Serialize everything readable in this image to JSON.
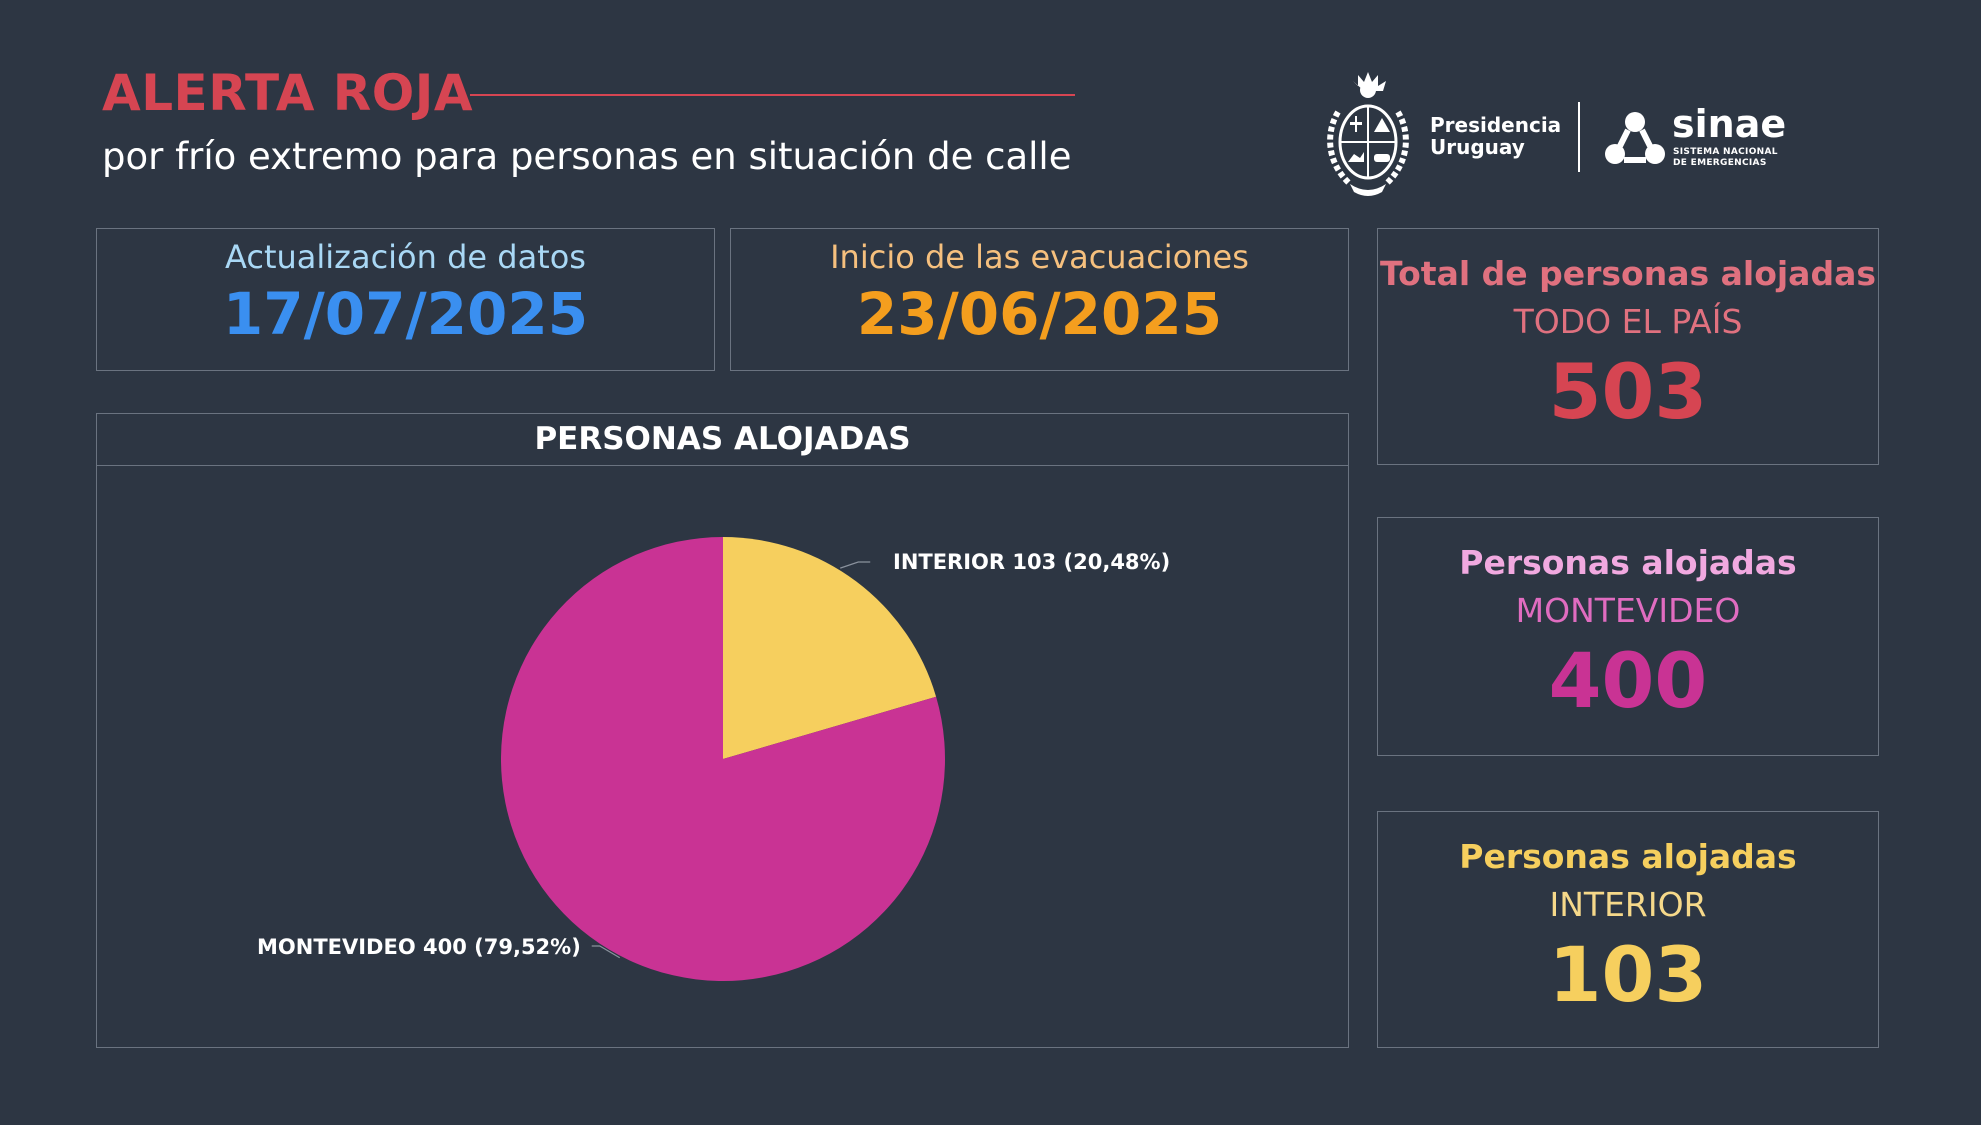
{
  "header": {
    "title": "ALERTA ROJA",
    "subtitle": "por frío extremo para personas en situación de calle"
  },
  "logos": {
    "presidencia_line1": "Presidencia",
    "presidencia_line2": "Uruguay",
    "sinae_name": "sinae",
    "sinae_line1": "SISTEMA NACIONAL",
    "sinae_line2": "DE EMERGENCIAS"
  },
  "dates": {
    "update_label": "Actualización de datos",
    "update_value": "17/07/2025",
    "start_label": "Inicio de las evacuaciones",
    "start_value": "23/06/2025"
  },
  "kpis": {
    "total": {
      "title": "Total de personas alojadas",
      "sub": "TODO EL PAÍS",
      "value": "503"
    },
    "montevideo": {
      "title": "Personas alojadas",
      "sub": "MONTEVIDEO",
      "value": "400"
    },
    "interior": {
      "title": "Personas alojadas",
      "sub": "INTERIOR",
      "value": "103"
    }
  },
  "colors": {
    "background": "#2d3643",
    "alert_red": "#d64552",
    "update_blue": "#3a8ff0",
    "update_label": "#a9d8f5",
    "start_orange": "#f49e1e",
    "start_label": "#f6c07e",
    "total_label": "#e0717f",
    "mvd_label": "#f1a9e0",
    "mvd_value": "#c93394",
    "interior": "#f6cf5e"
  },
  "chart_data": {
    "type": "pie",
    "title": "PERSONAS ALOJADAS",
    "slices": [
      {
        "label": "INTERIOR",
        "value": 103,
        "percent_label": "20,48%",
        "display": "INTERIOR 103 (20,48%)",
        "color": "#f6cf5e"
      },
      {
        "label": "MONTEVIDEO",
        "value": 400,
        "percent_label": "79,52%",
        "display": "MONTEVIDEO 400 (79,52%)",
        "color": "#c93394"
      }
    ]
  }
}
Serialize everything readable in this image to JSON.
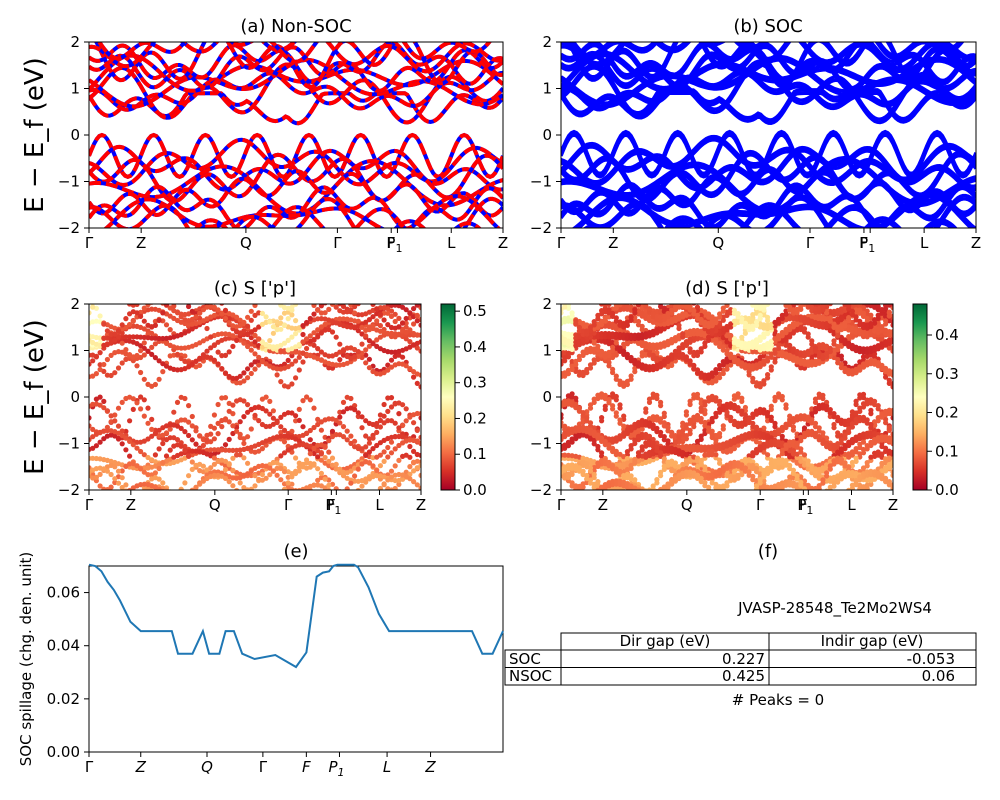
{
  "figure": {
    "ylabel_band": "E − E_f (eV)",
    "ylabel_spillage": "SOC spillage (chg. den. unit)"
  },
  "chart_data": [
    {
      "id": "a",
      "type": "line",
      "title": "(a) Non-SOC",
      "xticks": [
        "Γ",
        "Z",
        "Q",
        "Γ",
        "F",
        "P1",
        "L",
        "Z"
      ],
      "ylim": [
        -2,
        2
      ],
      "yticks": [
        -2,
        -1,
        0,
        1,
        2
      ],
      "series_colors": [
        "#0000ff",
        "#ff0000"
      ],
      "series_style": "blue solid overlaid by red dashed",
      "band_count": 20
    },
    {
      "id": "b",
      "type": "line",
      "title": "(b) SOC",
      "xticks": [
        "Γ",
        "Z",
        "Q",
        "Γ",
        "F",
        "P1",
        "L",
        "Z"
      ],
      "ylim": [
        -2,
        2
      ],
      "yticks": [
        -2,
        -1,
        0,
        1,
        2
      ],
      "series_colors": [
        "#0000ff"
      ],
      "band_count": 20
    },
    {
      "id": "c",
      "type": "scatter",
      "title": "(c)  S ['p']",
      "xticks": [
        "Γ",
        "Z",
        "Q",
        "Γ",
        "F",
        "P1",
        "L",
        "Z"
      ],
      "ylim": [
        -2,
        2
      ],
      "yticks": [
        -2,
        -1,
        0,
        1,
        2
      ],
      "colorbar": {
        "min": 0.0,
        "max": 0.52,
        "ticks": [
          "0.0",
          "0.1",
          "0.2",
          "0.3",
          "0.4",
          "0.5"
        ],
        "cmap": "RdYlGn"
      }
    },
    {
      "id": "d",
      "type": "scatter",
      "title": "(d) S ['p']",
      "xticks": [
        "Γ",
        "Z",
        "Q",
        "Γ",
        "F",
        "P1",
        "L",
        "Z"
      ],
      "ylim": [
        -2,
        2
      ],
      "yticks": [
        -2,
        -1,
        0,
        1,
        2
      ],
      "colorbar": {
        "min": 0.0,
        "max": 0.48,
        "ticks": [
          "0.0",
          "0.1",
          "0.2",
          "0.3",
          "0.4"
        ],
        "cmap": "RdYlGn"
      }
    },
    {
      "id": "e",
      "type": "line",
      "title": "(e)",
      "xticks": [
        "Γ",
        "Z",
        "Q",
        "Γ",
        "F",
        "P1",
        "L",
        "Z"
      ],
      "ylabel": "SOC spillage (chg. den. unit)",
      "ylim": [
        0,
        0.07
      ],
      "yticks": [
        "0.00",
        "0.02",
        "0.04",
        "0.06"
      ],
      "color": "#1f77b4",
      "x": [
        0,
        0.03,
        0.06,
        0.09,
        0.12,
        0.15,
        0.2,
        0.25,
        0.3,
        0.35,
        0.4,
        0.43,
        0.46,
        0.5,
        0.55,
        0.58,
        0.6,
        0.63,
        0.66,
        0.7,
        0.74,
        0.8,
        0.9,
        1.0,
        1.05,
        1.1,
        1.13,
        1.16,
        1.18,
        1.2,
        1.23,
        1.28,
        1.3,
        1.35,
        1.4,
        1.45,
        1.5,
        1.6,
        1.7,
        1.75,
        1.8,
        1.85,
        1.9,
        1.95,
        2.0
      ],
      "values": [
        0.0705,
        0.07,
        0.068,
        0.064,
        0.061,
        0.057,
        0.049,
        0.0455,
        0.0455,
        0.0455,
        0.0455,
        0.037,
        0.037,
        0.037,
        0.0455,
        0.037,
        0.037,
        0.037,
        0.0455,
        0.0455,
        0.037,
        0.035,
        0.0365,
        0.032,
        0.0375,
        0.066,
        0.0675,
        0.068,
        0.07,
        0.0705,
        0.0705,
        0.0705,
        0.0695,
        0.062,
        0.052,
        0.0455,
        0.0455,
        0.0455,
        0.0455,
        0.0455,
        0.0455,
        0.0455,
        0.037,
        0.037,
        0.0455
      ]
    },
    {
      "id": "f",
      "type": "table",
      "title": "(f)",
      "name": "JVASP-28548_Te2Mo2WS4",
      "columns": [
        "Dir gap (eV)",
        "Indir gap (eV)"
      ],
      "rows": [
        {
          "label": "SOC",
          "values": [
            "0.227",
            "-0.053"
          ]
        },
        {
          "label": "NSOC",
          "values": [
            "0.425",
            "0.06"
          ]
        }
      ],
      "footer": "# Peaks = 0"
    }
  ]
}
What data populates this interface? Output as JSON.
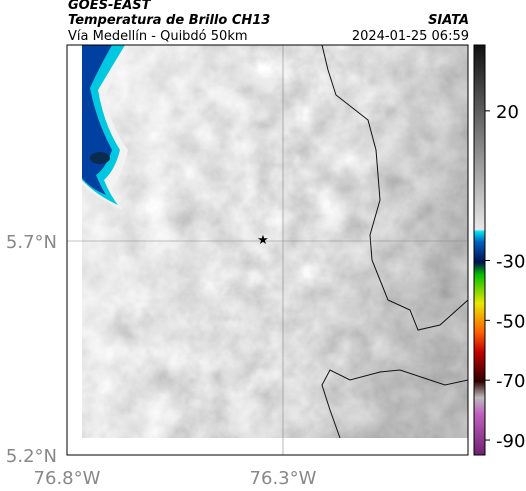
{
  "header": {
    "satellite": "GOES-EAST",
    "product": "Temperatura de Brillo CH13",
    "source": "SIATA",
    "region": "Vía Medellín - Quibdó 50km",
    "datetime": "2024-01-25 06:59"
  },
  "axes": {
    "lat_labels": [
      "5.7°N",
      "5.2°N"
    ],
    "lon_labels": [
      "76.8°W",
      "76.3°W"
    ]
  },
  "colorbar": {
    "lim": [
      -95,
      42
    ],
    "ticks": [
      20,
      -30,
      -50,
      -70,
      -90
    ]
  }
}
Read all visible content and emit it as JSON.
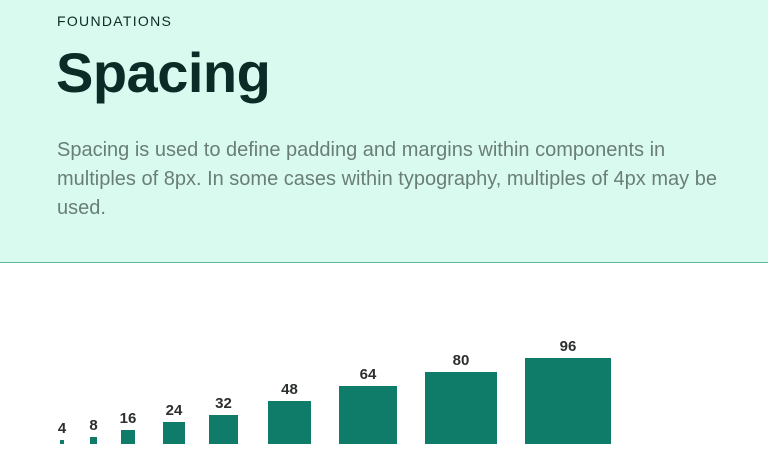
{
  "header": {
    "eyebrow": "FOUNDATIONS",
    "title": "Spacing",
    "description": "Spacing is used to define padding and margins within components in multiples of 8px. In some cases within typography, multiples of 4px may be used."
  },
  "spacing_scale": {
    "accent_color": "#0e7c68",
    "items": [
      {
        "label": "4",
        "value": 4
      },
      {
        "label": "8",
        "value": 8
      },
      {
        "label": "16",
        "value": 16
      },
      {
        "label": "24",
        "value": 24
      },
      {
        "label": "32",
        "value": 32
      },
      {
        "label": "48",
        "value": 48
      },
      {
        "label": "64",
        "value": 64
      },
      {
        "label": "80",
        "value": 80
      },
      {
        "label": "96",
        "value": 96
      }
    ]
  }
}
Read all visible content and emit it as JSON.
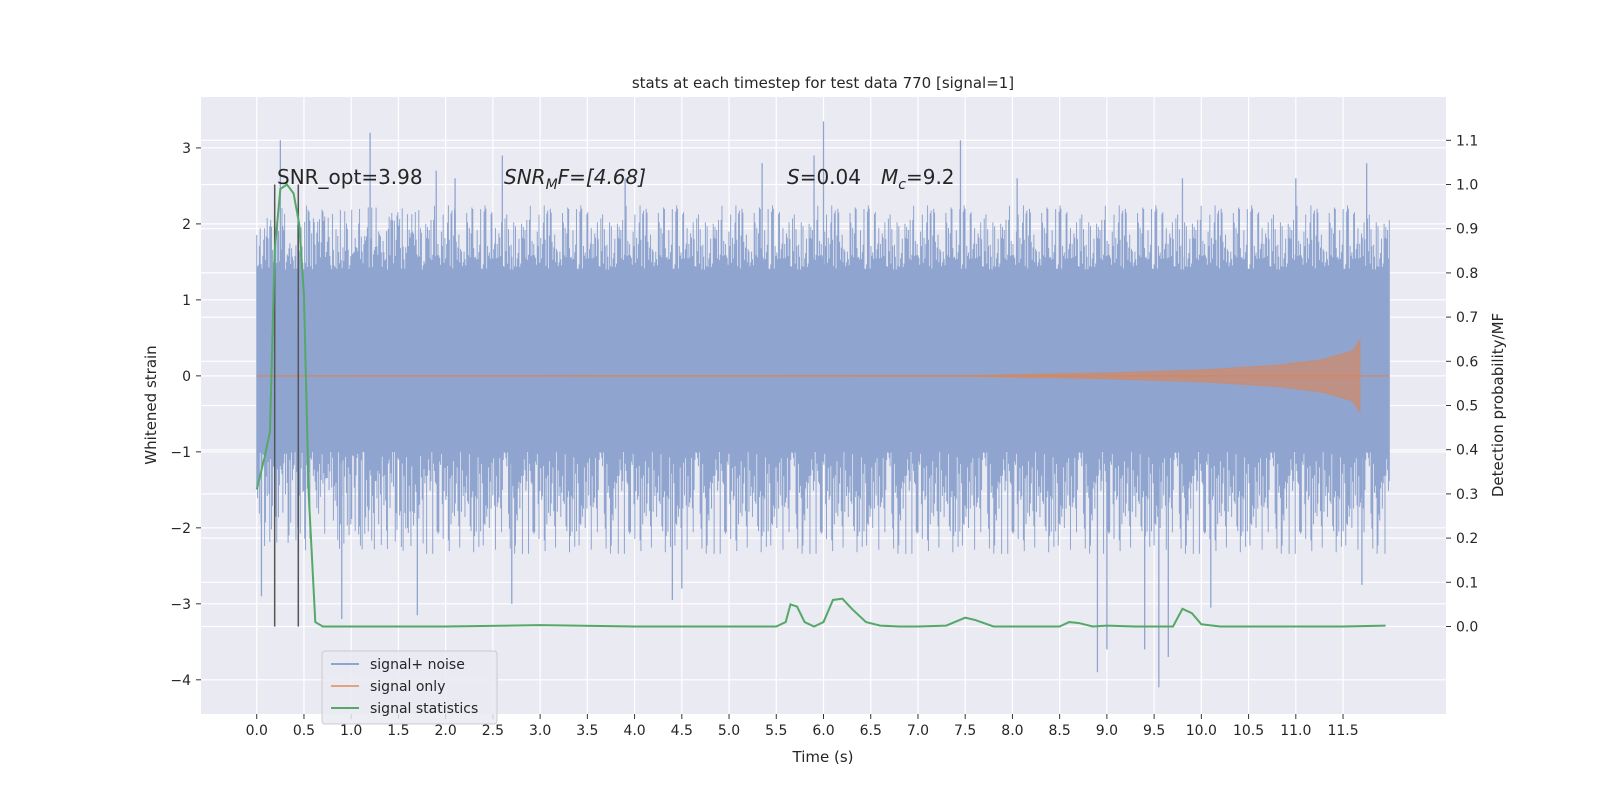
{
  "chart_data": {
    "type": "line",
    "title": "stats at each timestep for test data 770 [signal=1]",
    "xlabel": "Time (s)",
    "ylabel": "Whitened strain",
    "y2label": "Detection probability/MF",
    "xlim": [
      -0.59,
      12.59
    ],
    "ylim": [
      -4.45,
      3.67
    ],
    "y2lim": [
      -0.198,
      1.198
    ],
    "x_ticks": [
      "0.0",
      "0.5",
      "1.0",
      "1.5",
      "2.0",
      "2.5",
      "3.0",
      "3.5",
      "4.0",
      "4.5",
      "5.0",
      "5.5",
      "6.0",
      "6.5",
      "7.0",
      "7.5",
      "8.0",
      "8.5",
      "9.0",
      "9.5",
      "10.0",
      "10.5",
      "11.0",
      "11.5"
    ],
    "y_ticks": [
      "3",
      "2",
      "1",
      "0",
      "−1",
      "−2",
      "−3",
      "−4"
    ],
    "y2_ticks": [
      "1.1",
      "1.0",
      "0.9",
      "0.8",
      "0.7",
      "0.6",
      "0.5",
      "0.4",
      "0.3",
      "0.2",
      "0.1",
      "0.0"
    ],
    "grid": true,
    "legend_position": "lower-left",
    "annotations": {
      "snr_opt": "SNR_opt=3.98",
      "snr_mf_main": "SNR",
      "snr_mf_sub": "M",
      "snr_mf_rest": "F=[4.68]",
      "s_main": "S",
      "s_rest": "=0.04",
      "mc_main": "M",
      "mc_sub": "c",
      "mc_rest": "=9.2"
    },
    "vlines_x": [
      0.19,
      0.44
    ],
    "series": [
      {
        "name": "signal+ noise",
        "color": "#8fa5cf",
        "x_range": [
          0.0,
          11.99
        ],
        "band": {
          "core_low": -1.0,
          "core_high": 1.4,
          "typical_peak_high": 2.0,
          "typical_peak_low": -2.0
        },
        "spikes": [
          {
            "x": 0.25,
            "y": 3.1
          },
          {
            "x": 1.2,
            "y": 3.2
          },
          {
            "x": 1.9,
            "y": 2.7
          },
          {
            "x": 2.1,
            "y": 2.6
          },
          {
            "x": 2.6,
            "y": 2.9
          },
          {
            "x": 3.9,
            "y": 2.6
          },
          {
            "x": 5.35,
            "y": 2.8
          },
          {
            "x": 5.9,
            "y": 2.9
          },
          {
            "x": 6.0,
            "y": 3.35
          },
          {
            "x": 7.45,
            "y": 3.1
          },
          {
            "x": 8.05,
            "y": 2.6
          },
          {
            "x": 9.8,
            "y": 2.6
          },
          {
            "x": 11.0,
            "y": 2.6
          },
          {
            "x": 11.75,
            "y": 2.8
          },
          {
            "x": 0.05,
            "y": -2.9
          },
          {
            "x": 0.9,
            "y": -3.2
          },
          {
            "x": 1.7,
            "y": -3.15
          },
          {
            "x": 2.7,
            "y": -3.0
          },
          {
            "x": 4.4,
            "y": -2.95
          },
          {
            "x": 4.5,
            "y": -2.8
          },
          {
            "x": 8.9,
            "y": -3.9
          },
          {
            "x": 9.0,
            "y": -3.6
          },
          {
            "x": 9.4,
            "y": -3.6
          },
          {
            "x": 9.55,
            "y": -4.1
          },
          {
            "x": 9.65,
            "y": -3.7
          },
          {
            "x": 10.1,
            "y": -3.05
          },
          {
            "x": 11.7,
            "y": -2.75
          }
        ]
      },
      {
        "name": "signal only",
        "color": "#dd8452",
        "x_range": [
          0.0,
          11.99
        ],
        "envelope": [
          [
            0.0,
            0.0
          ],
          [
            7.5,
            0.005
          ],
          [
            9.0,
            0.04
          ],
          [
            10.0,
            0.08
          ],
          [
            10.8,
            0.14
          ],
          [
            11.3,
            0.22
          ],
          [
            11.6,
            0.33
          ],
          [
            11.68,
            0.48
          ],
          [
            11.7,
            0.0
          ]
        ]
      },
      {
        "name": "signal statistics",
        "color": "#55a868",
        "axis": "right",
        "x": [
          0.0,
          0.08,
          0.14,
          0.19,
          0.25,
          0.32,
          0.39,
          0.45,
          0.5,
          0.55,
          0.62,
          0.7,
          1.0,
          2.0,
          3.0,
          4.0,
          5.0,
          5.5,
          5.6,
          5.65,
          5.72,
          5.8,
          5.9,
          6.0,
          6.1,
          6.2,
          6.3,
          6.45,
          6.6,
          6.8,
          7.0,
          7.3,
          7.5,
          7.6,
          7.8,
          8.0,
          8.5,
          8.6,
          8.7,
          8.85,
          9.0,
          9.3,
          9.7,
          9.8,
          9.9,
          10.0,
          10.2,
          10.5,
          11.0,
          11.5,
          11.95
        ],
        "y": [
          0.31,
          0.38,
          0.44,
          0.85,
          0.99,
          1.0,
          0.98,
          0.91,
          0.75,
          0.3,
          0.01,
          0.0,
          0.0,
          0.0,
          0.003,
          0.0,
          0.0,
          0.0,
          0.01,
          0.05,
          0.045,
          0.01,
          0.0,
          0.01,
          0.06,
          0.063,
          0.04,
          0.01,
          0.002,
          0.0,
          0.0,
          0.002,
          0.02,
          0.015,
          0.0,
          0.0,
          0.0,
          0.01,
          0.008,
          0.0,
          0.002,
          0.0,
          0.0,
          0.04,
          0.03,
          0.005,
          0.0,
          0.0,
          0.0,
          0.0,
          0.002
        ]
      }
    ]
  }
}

Description of the task: Using the listing, copy every line where the word "unit" shows up.

Answer to this problem:
    "ylabel_spillage": "SOC spillage (chg. den. unit)"
      "ylabel": "SOC spillage (chg. den. unit)",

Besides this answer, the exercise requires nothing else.